> **Task requirements**:
Return the whole listing, line for line, without the pictures in it.

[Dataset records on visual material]
──────
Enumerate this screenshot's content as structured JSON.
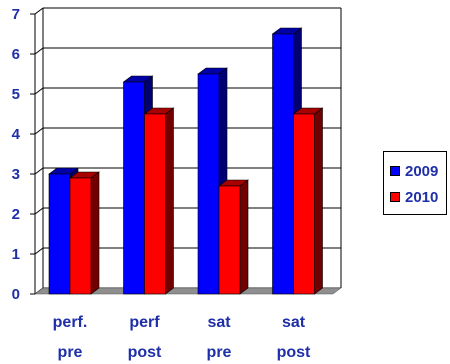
{
  "chart_data": {
    "type": "bar",
    "title": "",
    "xlabel": "",
    "ylabel": "",
    "categories": [
      [
        "perf.",
        "pre"
      ],
      [
        "perf",
        "post"
      ],
      [
        "sat",
        "pre"
      ],
      [
        "sat",
        "post"
      ]
    ],
    "series": [
      {
        "name": "2009",
        "values": [
          3.0,
          5.3,
          5.5,
          6.5
        ],
        "color": "#0000ff"
      },
      {
        "name": "2010",
        "values": [
          2.9,
          4.5,
          2.7,
          4.5
        ],
        "color": "#ff0000"
      }
    ],
    "ylim": [
      0,
      7
    ],
    "yticks": [
      "0",
      "1",
      "2",
      "3",
      "4",
      "5",
      "6",
      "7"
    ],
    "grid": true,
    "legend_position": "right",
    "style": "3d"
  }
}
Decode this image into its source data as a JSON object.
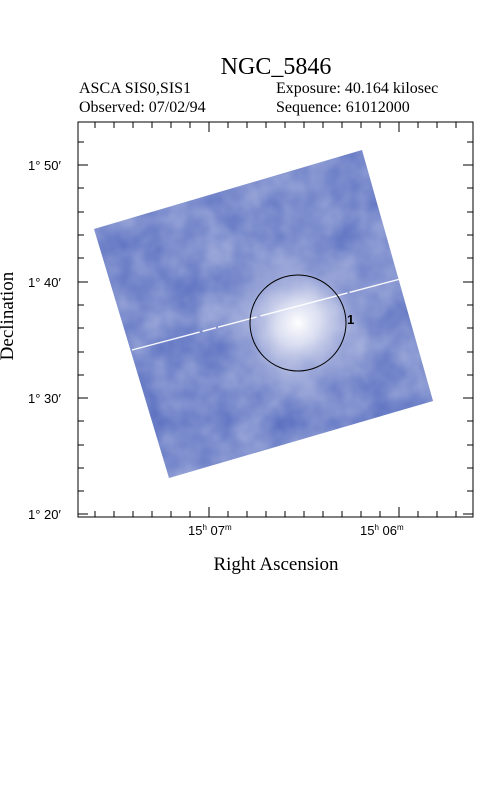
{
  "header": {
    "title": "NGC_5846",
    "instrument": "ASCA SIS0,SIS1",
    "exposure": "Exposure: 40.164 kilosec",
    "observed": "Observed: 07/02/94",
    "sequence": "Sequence: 61012000"
  },
  "axes": {
    "xlabel": "Right Ascension",
    "ylabel": "Declination",
    "x_ticks": [
      {
        "h": "15",
        "m": "07"
      },
      {
        "h": "15",
        "m": "06"
      }
    ],
    "y_ticks": [
      "1° 50′",
      "1° 40′",
      "1° 30′",
      "1° 20′"
    ]
  },
  "image": {
    "source_region_label": "1",
    "colors": {
      "base": "#5a6fc0",
      "highlight": "#eef0f8",
      "frame": "#000000"
    }
  }
}
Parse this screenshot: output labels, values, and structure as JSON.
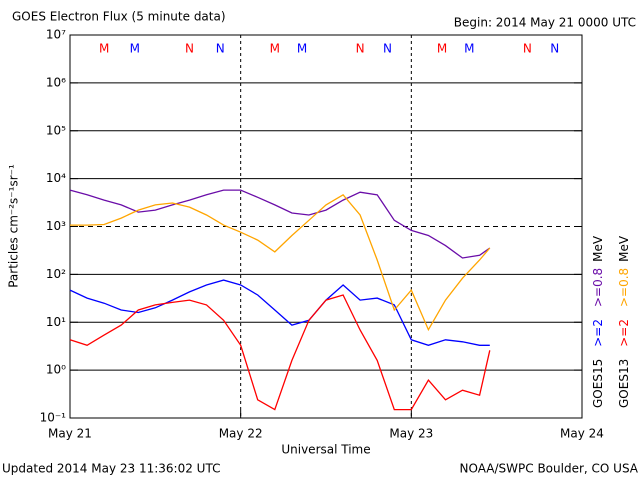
{
  "chart_data": {
    "type": "line",
    "title": "GOES Electron Flux (5 minute data)",
    "subtitle": "Begin: 2014 May 21 0000 UTC",
    "x_label": "Universal Time",
    "y_label": "Particles cm⁻²s⁻¹sr⁻¹",
    "footer_left": "Updated 2014 May 23 11:36:02 UTC",
    "footer_right": "NOAA/SWPC Boulder, CO USA",
    "legend_unit": "MeV",
    "log_y": true,
    "grid": true,
    "threshold": 1000,
    "xlim": [
      0,
      3
    ],
    "xticks": [
      {
        "value": 0,
        "label": "May 21"
      },
      {
        "value": 1,
        "label": "May 22"
      },
      {
        "value": 2,
        "label": "May 23"
      },
      {
        "value": 3,
        "label": "May 24"
      }
    ],
    "ylim": [
      0.1,
      10000000
    ],
    "yticks": [
      {
        "value": 0.1,
        "label": "10⁻¹"
      },
      {
        "value": 1,
        "label": "10⁰"
      },
      {
        "value": 10,
        "label": "10¹"
      },
      {
        "value": 100,
        "label": "10²"
      },
      {
        "value": 1000,
        "label": "10³"
      },
      {
        "value": 10000,
        "label": "10⁴"
      },
      {
        "value": 100000,
        "label": "10⁵"
      },
      {
        "value": 1000000,
        "label": "10⁶"
      },
      {
        "value": 10000000,
        "label": "10⁷"
      }
    ],
    "x": [
      0,
      0.1,
      0.2,
      0.3,
      0.4,
      0.5,
      0.6,
      0.7,
      0.8,
      0.9,
      1.0,
      1.1,
      1.2,
      1.3,
      1.4,
      1.5,
      1.6,
      1.7,
      1.8,
      1.9,
      2.0,
      2.1,
      2.2,
      2.3,
      2.4,
      2.46
    ],
    "series": [
      {
        "name": ">=2",
        "satellite": "GOES15",
        "color": "#0000ff",
        "values": [
          47,
          32,
          25,
          18,
          16,
          20,
          29,
          43,
          60,
          76,
          60,
          37,
          18,
          8.7,
          11,
          29,
          60,
          29,
          32,
          23,
          4.3,
          3.3,
          4.3,
          3.9,
          3.3,
          3.3
        ]
      },
      {
        "name": ">=0.8",
        "satellite": "GOES15",
        "color": "#6a0da8",
        "values": [
          5750,
          4600,
          3560,
          2820,
          2000,
          2200,
          2820,
          3560,
          4600,
          5750,
          5750,
          4070,
          2820,
          1910,
          1740,
          2200,
          3560,
          5200,
          4600,
          1350,
          830,
          650,
          400,
          220,
          250,
          355
        ]
      },
      {
        "name": ">=2",
        "satellite": "GOES13",
        "color": "#ff0000",
        "values": [
          4.3,
          3.3,
          5.4,
          8.7,
          18,
          23,
          26,
          29,
          23,
          11,
          3.3,
          0.24,
          0.15,
          1.6,
          11,
          29,
          37,
          6.9,
          1.6,
          0.15,
          0.15,
          0.62,
          0.24,
          0.38,
          0.3,
          2.6
        ]
      },
      {
        "name": ">=0.8",
        "satellite": "GOES13",
        "color": "#ffa500",
        "values": [
          1070,
          1070,
          1100,
          1500,
          2200,
          2820,
          3100,
          2540,
          1740,
          1070,
          760,
          520,
          295,
          650,
          1350,
          2820,
          4600,
          1740,
          200,
          18,
          47,
          7,
          29,
          83,
          200,
          355
        ]
      }
    ],
    "annotations": [
      {
        "text": "M",
        "x": 0.2,
        "color": "#ff0000"
      },
      {
        "text": "M",
        "x": 0.38,
        "color": "#0000ff"
      },
      {
        "text": "N",
        "x": 0.7,
        "color": "#ff0000"
      },
      {
        "text": "N",
        "x": 0.88,
        "color": "#0000ff"
      },
      {
        "text": "M",
        "x": 1.2,
        "color": "#ff0000"
      },
      {
        "text": "M",
        "x": 1.36,
        "color": "#0000ff"
      },
      {
        "text": "N",
        "x": 1.7,
        "color": "#ff0000"
      },
      {
        "text": "N",
        "x": 1.86,
        "color": "#0000ff"
      },
      {
        "text": "M",
        "x": 2.18,
        "color": "#ff0000"
      },
      {
        "text": "M",
        "x": 2.34,
        "color": "#0000ff"
      },
      {
        "text": "N",
        "x": 2.68,
        "color": "#ff0000"
      },
      {
        "text": "N",
        "x": 2.84,
        "color": "#0000ff"
      }
    ]
  }
}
──────
> **Exercise result**:
Enumerate this screenshot's content as structured JSON.
{
  "chart_data": {
    "type": "bar",
    "title": "",
    "xlabel": "",
    "ylabel": "",
    "categories": [
      [
        "perf.",
        "pre"
      ],
      [
        "perf",
        "post"
      ],
      [
        "sat",
        "pre"
      ],
      [
        "sat",
        "post"
      ]
    ],
    "series": [
      {
        "name": "2009",
        "values": [
          3.0,
          5.3,
          5.5,
          6.5
        ],
        "color": "#0000ff"
      },
      {
        "name": "2010",
        "values": [
          2.9,
          4.5,
          2.7,
          4.5
        ],
        "color": "#ff0000"
      }
    ],
    "ylim": [
      0,
      7
    ],
    "yticks": [
      "0",
      "1",
      "2",
      "3",
      "4",
      "5",
      "6",
      "7"
    ],
    "grid": true,
    "legend_position": "right",
    "style": "3d"
  }
}
Decode this image into its source data as a JSON object.
{
  "header": {
    "title": "NGC_5846",
    "instrument": "ASCA SIS0,SIS1",
    "exposure": "Exposure: 40.164 kilosec",
    "observed": "Observed: 07/02/94",
    "sequence": "Sequence: 61012000"
  },
  "axes": {
    "xlabel": "Right Ascension",
    "ylabel": "Declination",
    "x_ticks": [
      {
        "h": "15",
        "m": "07"
      },
      {
        "h": "15",
        "m": "06"
      }
    ],
    "y_ticks": [
      "1° 50′",
      "1° 40′",
      "1° 30′",
      "1° 20′"
    ]
  },
  "image": {
    "source_region_label": "1",
    "colors": {
      "base": "#5a6fc0",
      "highlight": "#eef0f8",
      "frame": "#000000"
    }
  }
}
Parse this screenshot: output labels, values, and structure as JSON.
{
  "chart_data": {
    "type": "line",
    "title": "GOES Electron Flux (5 minute data)",
    "subtitle": "Begin: 2014 May 21 0000 UTC",
    "x_label": "Universal Time",
    "y_label": "Particles cm⁻²s⁻¹sr⁻¹",
    "footer_left": "Updated 2014 May 23 11:36:02 UTC",
    "footer_right": "NOAA/SWPC Boulder, CO USA",
    "legend_unit": "MeV",
    "log_y": true,
    "grid": true,
    "threshold": 1000,
    "xlim": [
      0,
      3
    ],
    "xticks": [
      {
        "value": 0,
        "label": "May 21"
      },
      {
        "value": 1,
        "label": "May 22"
      },
      {
        "value": 2,
        "label": "May 23"
      },
      {
        "value": 3,
        "label": "May 24"
      }
    ],
    "ylim": [
      0.1,
      10000000
    ],
    "yticks": [
      {
        "value": 0.1,
        "label": "10⁻¹"
      },
      {
        "value": 1,
        "label": "10⁰"
      },
      {
        "value": 10,
        "label": "10¹"
      },
      {
        "value": 100,
        "label": "10²"
      },
      {
        "value": 1000,
        "label": "10³"
      },
      {
        "value": 10000,
        "label": "10⁴"
      },
      {
        "value": 100000,
        "label": "10⁵"
      },
      {
        "value": 1000000,
        "label": "10⁶"
      },
      {
        "value": 10000000,
        "label": "10⁷"
      }
    ],
    "x": [
      0,
      0.1,
      0.2,
      0.3,
      0.4,
      0.5,
      0.6,
      0.7,
      0.8,
      0.9,
      1.0,
      1.1,
      1.2,
      1.3,
      1.4,
      1.5,
      1.6,
      1.7,
      1.8,
      1.9,
      2.0,
      2.1,
      2.2,
      2.3,
      2.4,
      2.46
    ],
    "series": [
      {
        "name": ">=2",
        "satellite": "GOES15",
        "color": "#0000ff",
        "values": [
          47,
          32,
          25,
          18,
          16,
          20,
          29,
          43,
          60,
          76,
          60,
          37,
          18,
          8.7,
          11,
          29,
          60,
          29,
          32,
          23,
          4.3,
          3.3,
          4.3,
          3.9,
          3.3,
          3.3
        ]
      },
      {
        "name": ">=0.8",
        "satellite": "GOES15",
        "color": "#6a0da8",
        "values": [
          5750,
          4600,
          3560,
          2820,
          2000,
          2200,
          2820,
          3560,
          4600,
          5750,
          5750,
          4070,
          2820,
          1910,
          1740,
          2200,
          3560,
          5200,
          4600,
          1350,
          830,
          650,
          400,
          220,
          250,
          355
        ]
      },
      {
        "name": ">=2",
        "satellite": "GOES13",
        "color": "#ff0000",
        "values": [
          4.3,
          3.3,
          5.4,
          8.7,
          18,
          23,
          26,
          29,
          23,
          11,
          3.3,
          0.24,
          0.15,
          1.6,
          11,
          29,
          37,
          6.9,
          1.6,
          0.15,
          0.15,
          0.62,
          0.24,
          0.38,
          0.3,
          2.6
        ]
      },
      {
        "name": ">=0.8",
        "satellite": "GOES13",
        "color": "#ffa500",
        "values": [
          1070,
          1070,
          1100,
          1500,
          2200,
          2820,
          3100,
          2540,
          1740,
          1070,
          760,
          520,
          295,
          650,
          1350,
          2820,
          4600,
          1740,
          200,
          18,
          47,
          7,
          29,
          83,
          200,
          355
        ]
      }
    ],
    "annotations": [
      {
        "text": "M",
        "x": 0.2,
        "color": "#ff0000"
      },
      {
        "text": "M",
        "x": 0.38,
        "color": "#0000ff"
      },
      {
        "text": "N",
        "x": 0.7,
        "color": "#ff0000"
      },
      {
        "text": "N",
        "x": 0.88,
        "color": "#0000ff"
      },
      {
        "text": "M",
        "x": 1.2,
        "color": "#ff0000"
      },
      {
        "text": "M",
        "x": 1.36,
        "color": "#0000ff"
      },
      {
        "text": "N",
        "x": 1.7,
        "color": "#ff0000"
      },
      {
        "text": "N",
        "x": 1.86,
        "color": "#0000ff"
      },
      {
        "text": "M",
        "x": 2.18,
        "color": "#ff0000"
      },
      {
        "text": "M",
        "x": 2.34,
        "color": "#0000ff"
      },
      {
        "text": "N",
        "x": 2.68,
        "color": "#ff0000"
      },
      {
        "text": "N",
        "x": 2.84,
        "color": "#0000ff"
      }
    ]
  }
}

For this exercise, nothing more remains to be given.